> Supplied text:
——

Cellobiose-grown cultures of the Δldh strain had identical biomass accumulation, fermentation end
products, transcription profile and intracellular metabolite concentrations compared to its parent
strain (DSM1313 Δhpt Δspo0A). The Δpta-deficient strain grew slower and had 30% lower final
biomass concentration compared to the parent strain, yet produced 75% more ethanol. A Δldh Δpta
double mutant strain evolved for faster growth had growth rate and ethanol yield comparable to the
parent strain, whereas its biomass accumulation was comparable to Δpta.
Free amino acids were secreted by all examined strains, with both Δpta strains secreting higher
amounts of alanine, valine, isoleucine, proline, glutamine, and threonine. Valine concentration for
Δldh Δpta reached 5 mM by the end of growth, or 2.7% of the substrate carbon utilized. These
secreted amino acid concentrations correlate with increased intracellular pyruvate concentrations,
up to 6-fold in the Δpta and 16-fold in the Δldh Δpta strain. We hypothesize that the deletions in
fermentation end product pathways result in an intracellular redox imbalance, which the organism
attempts to relieve, in part by recycling NADP+ through increased production of amino acids.

——

> Dataset extract:
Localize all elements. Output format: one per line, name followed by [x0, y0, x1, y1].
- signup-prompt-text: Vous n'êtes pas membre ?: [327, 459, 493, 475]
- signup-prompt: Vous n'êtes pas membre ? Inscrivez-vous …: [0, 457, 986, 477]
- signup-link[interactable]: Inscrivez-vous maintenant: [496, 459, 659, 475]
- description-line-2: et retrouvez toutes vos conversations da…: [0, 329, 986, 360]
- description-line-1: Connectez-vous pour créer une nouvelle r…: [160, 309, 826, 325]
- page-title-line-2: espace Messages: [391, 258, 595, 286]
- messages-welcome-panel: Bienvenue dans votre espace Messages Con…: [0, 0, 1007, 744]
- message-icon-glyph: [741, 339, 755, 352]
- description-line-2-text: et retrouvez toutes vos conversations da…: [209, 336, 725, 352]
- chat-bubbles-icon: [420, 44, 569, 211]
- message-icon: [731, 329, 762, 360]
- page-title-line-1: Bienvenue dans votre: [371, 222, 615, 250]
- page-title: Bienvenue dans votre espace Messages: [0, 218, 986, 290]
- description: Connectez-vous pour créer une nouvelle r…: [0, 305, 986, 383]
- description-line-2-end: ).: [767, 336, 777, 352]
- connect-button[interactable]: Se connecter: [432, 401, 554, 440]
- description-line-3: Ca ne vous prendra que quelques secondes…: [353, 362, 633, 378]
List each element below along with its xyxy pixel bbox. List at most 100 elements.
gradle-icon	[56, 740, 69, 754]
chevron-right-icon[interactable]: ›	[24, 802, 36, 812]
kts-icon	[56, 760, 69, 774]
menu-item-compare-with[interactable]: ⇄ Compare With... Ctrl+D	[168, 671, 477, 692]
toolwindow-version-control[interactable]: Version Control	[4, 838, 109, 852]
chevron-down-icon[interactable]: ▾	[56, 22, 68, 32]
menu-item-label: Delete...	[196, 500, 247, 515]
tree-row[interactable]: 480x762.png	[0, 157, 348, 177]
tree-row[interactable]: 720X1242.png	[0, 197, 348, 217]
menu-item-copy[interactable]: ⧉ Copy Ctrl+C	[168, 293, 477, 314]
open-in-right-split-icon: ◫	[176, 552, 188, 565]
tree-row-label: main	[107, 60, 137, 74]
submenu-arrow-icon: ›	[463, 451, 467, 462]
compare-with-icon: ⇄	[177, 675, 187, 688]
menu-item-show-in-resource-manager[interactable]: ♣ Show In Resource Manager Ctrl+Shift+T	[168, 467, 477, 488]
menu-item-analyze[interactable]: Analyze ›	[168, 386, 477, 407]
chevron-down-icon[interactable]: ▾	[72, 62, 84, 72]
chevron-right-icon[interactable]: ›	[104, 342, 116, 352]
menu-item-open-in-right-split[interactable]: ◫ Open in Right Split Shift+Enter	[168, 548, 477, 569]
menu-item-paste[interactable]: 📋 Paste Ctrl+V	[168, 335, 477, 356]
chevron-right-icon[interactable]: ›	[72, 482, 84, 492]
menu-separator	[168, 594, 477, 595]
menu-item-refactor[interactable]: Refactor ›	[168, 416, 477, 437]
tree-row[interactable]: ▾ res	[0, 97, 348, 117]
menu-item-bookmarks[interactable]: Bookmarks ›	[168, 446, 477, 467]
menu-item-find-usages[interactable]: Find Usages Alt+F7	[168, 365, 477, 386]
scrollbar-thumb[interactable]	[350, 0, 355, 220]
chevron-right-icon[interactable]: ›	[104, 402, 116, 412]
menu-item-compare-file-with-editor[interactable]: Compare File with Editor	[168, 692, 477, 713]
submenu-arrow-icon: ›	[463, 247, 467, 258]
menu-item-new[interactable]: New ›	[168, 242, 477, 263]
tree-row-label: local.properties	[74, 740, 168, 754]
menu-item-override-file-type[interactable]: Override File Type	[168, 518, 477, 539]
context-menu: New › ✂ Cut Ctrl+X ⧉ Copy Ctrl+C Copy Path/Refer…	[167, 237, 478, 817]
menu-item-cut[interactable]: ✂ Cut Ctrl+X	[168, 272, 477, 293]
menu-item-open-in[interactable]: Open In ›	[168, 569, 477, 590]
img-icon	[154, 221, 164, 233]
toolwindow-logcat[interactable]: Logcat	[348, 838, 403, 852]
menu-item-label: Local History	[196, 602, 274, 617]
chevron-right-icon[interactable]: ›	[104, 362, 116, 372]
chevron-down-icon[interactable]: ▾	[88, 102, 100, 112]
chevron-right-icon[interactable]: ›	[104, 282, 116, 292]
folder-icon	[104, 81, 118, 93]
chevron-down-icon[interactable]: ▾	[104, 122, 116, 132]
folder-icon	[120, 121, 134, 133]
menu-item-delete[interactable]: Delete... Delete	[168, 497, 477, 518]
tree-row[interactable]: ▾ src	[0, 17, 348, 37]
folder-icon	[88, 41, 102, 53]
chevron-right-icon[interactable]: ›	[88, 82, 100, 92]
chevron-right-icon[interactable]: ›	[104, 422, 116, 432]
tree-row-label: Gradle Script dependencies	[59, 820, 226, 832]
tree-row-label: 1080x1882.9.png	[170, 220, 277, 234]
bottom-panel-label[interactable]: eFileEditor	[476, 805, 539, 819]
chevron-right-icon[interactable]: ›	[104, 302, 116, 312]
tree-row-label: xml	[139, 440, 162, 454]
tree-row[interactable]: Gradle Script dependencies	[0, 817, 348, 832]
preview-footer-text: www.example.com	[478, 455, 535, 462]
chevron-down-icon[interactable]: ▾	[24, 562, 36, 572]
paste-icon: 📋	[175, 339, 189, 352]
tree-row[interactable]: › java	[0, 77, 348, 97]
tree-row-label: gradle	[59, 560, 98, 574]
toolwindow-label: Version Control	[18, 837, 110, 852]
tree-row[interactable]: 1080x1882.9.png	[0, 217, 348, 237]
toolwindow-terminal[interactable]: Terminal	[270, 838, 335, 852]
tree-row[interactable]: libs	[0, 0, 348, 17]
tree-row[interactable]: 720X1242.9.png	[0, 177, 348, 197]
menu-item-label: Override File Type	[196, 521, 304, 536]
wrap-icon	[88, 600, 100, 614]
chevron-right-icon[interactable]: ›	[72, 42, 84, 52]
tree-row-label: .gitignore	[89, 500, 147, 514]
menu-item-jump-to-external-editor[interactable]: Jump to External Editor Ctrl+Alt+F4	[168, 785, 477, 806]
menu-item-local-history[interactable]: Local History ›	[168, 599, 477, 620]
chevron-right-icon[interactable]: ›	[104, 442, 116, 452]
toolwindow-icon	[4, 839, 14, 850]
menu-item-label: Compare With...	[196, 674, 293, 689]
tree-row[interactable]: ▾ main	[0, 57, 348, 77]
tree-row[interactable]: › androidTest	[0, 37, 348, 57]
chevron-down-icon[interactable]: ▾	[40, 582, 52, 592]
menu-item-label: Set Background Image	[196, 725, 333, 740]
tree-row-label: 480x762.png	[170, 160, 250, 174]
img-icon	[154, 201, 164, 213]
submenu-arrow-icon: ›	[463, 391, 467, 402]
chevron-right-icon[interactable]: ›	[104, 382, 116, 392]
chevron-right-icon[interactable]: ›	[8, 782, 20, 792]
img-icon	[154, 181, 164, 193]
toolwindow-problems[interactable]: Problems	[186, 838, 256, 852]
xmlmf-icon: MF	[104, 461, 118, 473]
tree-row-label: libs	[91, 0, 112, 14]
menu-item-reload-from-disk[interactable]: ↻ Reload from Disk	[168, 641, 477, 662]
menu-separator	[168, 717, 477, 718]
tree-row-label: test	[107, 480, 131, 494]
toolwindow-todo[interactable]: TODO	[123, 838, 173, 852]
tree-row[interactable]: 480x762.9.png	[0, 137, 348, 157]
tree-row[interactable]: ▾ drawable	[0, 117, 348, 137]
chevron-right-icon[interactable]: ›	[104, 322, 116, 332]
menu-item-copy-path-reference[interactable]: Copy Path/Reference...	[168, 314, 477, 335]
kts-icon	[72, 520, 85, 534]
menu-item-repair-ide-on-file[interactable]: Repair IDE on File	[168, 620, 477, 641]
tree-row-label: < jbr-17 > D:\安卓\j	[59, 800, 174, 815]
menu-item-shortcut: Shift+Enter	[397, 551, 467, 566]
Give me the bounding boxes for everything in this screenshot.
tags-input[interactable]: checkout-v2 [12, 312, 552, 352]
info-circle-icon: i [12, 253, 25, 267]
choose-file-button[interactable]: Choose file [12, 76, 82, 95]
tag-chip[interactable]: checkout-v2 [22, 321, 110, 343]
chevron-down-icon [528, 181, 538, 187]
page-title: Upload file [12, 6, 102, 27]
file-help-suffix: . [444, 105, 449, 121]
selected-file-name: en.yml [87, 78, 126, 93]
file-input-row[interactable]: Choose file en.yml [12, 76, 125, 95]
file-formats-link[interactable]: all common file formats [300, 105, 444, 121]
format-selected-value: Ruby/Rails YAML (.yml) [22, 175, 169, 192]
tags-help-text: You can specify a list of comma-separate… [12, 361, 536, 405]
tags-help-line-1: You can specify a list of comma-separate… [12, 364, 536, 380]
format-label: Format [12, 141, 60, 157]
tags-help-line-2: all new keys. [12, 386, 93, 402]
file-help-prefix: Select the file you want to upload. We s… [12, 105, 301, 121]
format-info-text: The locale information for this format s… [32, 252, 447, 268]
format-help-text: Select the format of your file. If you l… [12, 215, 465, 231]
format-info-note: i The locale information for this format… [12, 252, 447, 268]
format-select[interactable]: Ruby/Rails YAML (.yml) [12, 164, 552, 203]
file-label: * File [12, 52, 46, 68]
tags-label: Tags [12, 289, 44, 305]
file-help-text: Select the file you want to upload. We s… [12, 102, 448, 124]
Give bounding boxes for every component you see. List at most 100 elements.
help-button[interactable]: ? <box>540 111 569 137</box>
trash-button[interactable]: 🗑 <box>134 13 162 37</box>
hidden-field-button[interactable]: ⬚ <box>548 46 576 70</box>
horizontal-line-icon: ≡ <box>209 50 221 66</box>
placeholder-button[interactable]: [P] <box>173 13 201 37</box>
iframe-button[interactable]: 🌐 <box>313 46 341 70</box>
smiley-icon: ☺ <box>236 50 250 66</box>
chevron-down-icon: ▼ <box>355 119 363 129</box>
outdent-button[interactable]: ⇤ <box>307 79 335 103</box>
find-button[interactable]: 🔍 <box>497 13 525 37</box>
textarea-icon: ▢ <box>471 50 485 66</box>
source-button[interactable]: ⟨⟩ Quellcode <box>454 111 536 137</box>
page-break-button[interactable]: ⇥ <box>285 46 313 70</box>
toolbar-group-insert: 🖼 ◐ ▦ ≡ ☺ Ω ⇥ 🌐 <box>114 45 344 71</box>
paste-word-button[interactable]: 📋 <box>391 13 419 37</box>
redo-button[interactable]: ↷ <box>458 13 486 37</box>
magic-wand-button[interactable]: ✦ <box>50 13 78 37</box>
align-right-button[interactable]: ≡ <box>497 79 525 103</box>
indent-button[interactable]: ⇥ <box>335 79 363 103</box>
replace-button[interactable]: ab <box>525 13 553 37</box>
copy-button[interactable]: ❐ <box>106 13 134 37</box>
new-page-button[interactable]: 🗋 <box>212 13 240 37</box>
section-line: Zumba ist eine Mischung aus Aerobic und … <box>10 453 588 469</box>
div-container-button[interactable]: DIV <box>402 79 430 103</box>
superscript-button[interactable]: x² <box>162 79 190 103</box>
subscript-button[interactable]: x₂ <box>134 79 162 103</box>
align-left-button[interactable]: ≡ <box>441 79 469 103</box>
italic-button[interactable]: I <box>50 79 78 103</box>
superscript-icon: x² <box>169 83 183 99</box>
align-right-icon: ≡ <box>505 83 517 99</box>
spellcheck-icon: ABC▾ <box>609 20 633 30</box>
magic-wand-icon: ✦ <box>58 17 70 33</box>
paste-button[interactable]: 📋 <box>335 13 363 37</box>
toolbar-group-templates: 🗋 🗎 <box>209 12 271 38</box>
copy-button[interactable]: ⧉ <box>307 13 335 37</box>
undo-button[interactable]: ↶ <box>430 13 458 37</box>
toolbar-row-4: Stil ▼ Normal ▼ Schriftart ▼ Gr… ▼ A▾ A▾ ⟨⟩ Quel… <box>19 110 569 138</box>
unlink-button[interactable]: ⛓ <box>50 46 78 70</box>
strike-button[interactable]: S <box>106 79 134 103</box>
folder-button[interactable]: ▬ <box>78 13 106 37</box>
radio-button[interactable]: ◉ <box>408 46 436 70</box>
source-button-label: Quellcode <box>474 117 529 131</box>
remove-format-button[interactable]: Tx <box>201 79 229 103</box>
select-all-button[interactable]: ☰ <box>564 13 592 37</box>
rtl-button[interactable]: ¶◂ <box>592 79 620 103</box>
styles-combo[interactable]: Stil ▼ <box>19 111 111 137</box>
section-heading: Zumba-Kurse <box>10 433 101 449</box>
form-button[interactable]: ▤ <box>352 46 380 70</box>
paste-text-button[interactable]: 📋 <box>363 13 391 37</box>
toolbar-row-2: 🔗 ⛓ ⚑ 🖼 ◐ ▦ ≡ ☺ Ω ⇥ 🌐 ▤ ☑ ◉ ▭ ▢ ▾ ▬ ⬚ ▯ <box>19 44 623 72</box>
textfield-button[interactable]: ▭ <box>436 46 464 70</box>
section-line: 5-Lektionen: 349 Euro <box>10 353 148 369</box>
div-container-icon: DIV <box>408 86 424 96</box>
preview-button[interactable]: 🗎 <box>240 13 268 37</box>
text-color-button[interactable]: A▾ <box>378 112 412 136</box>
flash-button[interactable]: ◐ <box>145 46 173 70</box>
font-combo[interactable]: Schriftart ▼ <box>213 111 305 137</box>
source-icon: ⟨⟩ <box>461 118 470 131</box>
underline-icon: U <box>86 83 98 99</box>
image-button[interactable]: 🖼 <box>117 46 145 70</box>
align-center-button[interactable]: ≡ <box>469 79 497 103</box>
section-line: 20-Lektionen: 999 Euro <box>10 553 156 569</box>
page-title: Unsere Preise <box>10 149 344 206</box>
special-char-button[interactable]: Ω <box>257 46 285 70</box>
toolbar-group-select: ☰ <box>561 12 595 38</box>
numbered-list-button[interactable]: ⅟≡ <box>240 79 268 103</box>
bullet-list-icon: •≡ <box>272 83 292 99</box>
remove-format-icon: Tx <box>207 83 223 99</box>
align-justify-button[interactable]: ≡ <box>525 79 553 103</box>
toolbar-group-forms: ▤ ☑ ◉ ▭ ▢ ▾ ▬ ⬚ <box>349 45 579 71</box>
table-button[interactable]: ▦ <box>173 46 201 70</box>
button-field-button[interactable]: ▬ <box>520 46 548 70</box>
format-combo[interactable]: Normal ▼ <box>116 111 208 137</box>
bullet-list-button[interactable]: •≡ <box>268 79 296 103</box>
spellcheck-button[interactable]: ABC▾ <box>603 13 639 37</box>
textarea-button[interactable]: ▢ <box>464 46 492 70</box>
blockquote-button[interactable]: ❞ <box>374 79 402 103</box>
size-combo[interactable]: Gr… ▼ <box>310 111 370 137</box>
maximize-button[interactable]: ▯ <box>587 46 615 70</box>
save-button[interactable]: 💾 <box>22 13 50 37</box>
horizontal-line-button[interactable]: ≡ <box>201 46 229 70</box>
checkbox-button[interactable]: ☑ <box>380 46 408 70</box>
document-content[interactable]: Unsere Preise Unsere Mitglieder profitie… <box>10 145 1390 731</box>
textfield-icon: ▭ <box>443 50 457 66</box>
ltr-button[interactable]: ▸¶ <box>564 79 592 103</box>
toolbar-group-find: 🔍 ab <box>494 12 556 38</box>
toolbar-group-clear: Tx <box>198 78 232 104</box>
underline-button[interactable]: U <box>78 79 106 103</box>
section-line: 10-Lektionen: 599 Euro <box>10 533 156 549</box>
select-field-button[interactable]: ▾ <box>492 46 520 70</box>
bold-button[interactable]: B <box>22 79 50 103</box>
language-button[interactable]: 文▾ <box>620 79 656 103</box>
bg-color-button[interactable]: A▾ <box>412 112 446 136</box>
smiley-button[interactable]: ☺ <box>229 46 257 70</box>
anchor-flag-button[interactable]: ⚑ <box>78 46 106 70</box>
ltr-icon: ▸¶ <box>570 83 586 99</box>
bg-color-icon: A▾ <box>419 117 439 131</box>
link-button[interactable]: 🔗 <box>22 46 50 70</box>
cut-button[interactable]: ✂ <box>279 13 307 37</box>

——

> Task requirements: Translate this sentence from the text on the fermentation mutant strains into Spanish: "The Δpta-deficient strain grew slower and had 30% lower final biomass concentration compared to the parent strain, yet produced 75% more ethanol." The material placed after the text is separate from it.

> Reply: La cepa deficiente en Δpta creció más lentamente y tuvo una concentración final de biomasa un 30 % menor en comparación con la cepa parental, pero produjo un 75 % más de etanol.